Text section.
--------------------------------------------------

Metamath Proof Explorer

Theorem drnf2

Description: Formula-building lemma for use with the Distinctor Reduction Theorem. Usage of this theorem is discouraged because it depends on ax-13 . Usage of nfbidv is preferred, which requires fewer axioms. (Contributed by Mario Carneiro, 4-Oct-2016) (Proof shortened by Wolf Lammen, 5-May-2018) (New usage is discouraged.)

--------------------------------------------------

Dataset excerpts.
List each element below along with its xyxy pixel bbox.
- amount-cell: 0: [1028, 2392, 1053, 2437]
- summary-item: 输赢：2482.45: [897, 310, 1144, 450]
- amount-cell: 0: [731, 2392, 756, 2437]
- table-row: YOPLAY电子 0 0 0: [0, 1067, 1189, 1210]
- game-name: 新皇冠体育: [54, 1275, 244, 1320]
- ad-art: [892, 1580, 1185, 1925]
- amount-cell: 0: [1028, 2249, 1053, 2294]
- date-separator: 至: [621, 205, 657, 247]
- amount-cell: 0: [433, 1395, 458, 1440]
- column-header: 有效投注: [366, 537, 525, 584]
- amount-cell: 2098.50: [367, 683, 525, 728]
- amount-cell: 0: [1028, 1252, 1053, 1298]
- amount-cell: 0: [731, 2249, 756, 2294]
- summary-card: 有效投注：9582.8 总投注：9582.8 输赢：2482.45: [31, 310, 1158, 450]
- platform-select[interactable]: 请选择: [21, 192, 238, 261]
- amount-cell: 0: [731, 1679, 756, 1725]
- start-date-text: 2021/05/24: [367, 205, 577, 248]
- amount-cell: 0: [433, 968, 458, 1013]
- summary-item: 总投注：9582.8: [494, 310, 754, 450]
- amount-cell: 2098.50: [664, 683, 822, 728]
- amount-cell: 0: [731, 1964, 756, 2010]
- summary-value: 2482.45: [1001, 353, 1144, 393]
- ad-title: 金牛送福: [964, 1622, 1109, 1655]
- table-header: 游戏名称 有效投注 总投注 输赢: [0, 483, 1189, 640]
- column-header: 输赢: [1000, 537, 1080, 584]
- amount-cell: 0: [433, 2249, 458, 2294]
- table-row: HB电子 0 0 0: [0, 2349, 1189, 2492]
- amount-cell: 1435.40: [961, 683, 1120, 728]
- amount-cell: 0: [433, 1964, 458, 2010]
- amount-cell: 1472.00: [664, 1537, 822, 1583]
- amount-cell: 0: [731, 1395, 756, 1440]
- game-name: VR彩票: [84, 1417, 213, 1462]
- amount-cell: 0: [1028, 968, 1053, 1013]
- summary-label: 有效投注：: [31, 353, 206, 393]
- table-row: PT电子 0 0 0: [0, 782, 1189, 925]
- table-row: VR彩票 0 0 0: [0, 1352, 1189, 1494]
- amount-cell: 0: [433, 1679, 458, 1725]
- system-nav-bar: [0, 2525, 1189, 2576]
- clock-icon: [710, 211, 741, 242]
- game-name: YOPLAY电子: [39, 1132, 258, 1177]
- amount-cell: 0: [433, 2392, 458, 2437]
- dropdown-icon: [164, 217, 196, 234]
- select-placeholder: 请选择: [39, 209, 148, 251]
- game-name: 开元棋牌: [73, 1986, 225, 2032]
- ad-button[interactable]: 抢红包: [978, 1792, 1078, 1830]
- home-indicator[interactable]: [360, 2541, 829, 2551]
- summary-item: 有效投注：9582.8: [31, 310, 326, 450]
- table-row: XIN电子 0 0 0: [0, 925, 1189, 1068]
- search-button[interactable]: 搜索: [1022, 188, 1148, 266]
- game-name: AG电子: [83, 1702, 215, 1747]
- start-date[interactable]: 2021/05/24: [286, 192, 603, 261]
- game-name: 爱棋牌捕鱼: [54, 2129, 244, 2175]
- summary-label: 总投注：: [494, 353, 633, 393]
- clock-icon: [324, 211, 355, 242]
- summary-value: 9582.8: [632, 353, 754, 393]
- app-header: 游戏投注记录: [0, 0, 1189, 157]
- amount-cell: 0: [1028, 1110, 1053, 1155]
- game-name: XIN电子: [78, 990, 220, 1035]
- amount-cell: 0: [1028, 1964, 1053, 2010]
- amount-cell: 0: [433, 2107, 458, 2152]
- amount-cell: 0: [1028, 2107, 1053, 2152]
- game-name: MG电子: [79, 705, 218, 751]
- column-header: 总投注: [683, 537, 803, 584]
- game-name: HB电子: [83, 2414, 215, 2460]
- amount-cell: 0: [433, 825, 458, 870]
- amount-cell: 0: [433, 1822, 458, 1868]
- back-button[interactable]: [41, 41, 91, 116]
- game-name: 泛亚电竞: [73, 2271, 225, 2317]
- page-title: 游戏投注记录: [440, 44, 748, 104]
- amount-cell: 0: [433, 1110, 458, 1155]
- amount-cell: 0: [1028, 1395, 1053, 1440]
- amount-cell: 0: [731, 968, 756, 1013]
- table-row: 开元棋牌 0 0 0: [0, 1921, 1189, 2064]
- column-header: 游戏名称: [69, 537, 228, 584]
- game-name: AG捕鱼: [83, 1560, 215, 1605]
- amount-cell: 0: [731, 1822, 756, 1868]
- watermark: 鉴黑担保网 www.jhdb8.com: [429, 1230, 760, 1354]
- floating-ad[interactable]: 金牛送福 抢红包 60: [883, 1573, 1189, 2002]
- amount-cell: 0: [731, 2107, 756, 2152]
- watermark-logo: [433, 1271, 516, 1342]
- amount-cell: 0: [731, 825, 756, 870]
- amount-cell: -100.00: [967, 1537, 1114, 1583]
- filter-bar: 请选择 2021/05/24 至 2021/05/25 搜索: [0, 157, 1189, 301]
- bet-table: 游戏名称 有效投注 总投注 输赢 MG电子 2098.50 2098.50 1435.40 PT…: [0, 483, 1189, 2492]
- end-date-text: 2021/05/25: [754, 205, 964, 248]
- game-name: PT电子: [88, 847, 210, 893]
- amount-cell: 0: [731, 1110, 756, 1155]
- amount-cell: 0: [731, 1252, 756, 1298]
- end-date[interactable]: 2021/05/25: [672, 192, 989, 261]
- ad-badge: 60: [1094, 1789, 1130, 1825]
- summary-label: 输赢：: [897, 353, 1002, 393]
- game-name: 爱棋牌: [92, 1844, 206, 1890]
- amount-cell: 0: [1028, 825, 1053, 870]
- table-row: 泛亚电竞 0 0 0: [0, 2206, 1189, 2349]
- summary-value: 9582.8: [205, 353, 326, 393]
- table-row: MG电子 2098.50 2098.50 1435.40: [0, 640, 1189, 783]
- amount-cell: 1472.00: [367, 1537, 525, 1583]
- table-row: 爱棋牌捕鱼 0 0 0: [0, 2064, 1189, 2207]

--------------------------------------------------

Exercise details. Rewrite the part of the drnf2 entry that opens with the words containing "Metamath Proof Explorer" and closes with "usage is discouraged.)", updating "ax-13" to "ax-12".

Answer box.
Metamath Proof Explorer

Theorem drnf2

Description: Formula-building lemma for use with the Distinctor Reduction Theorem. Usage of this theorem is discouraged because it depends on ax-12 . Usage of nfbidv is preferred, which requires fewer axioms. (Contributed by Mario Carneiro, 4-Oct-2016) (Proof shortened by Wolf Lammen, 5-May-2018) (New usage is discouraged.)